WRITTEN PROBLEM:
Reproduce each line bearing the word "name".
# DATA FOR PROCESSING start
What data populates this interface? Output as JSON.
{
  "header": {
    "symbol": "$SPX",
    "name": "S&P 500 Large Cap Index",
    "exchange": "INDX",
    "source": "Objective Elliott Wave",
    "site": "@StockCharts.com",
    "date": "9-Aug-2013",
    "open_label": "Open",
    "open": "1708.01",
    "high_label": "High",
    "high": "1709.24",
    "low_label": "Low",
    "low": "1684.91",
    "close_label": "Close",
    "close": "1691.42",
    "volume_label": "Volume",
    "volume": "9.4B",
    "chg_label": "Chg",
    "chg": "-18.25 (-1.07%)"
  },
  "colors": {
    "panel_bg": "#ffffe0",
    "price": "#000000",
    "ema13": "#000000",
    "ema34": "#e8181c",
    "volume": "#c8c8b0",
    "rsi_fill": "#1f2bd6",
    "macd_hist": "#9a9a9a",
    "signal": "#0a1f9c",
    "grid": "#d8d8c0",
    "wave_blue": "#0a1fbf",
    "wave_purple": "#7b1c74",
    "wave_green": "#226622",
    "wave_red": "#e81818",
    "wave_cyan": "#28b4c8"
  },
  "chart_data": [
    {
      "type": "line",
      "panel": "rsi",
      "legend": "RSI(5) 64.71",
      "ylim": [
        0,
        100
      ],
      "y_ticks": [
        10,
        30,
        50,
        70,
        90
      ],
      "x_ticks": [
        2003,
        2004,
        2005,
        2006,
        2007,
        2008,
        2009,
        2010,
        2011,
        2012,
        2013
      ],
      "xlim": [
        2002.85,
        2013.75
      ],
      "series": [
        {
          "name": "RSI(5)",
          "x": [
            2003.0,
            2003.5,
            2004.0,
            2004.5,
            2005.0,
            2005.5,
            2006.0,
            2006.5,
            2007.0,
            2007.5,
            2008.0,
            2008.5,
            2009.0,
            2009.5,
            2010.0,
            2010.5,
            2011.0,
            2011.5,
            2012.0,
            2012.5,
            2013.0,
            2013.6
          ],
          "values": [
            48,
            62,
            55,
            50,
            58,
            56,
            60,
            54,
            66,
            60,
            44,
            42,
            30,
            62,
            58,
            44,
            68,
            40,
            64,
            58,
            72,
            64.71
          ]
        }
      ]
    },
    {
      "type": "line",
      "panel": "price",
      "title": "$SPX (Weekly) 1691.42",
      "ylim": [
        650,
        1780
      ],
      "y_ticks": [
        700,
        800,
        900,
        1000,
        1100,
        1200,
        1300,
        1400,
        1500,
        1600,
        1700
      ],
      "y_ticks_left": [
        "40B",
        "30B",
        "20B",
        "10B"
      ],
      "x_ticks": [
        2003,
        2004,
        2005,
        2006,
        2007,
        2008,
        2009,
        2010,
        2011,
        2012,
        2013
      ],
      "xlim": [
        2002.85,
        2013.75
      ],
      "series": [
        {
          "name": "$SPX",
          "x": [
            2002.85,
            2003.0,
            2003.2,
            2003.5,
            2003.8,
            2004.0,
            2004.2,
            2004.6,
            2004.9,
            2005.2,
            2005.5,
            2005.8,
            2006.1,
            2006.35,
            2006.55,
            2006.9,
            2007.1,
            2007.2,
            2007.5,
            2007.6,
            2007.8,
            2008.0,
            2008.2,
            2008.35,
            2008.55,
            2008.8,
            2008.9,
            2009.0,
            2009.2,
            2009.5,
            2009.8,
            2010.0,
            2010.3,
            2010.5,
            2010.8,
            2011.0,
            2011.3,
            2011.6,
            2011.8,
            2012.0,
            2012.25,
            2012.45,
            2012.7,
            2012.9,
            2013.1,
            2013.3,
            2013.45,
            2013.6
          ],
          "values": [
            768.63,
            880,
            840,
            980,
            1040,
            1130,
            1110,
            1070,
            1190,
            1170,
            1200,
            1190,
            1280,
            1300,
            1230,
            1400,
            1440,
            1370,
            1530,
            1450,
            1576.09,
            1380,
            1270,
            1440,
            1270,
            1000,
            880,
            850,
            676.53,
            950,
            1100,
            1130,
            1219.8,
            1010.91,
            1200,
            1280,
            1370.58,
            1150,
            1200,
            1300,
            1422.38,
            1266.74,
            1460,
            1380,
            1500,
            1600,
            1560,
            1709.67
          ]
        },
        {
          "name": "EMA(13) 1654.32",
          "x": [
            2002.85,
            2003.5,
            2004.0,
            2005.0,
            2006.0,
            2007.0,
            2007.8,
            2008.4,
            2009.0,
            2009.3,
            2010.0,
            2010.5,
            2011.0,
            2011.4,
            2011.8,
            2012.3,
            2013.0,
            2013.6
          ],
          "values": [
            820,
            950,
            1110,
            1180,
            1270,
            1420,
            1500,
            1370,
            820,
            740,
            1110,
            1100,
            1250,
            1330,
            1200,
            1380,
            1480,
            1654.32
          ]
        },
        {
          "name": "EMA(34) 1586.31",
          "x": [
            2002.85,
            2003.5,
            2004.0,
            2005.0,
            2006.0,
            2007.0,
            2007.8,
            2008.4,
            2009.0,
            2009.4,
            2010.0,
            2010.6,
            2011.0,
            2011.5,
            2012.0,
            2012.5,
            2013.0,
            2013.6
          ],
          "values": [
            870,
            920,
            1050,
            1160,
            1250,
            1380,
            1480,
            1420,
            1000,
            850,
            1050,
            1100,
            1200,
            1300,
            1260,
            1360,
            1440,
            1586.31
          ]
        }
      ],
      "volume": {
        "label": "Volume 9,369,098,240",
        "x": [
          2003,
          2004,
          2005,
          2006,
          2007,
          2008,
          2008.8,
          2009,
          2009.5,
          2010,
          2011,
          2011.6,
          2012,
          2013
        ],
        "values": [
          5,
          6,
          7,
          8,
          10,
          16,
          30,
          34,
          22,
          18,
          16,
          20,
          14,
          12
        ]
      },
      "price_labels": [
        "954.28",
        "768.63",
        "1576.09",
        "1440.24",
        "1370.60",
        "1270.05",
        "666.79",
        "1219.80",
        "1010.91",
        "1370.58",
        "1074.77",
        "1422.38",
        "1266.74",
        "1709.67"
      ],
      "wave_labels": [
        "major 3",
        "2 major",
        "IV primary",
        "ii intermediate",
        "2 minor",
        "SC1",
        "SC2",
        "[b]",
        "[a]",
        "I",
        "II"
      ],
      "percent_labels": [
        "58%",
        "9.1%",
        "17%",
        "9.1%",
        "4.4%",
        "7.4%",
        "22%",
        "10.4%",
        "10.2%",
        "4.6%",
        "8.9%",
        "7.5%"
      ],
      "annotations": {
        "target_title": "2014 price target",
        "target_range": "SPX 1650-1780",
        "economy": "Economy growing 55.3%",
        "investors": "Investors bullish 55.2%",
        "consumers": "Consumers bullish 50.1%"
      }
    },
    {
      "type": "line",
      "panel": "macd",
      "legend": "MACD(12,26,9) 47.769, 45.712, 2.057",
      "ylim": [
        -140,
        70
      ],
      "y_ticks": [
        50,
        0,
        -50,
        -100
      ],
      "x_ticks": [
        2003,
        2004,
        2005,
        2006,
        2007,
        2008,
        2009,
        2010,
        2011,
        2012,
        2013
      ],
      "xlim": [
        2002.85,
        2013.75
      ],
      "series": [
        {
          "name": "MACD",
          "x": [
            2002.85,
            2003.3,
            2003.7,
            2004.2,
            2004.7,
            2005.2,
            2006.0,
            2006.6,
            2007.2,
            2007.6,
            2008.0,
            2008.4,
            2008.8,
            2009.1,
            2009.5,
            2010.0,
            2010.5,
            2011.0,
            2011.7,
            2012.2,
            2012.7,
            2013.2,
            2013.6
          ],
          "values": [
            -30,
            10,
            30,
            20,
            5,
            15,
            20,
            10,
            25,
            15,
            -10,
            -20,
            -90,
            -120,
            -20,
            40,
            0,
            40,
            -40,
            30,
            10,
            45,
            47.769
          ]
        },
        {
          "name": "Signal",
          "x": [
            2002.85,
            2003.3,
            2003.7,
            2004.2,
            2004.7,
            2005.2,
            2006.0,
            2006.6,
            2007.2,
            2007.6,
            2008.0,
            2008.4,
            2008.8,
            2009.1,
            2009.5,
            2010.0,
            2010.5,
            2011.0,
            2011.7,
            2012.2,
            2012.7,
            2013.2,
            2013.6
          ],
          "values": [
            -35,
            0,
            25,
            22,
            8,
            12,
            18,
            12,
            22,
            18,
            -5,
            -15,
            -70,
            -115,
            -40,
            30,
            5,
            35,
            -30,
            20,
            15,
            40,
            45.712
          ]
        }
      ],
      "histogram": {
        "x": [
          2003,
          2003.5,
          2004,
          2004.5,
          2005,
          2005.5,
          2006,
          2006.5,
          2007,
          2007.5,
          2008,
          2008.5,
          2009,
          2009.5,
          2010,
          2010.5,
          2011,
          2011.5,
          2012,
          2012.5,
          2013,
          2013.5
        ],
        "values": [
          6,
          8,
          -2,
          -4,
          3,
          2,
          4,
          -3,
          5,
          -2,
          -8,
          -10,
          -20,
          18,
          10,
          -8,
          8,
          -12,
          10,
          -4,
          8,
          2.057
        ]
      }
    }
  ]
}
# DATA FOR PROCESSING end
ANSWER TO THIS TASK:
    "name": "S&P 500 Large Cap Index",
          "name": "RSI(5)",
          "name": "$SPX",
          "name": "EMA(13) 1654.32",
          "name": "EMA(34) 1586.31",
          "name": "MACD",
          "name": "Signal",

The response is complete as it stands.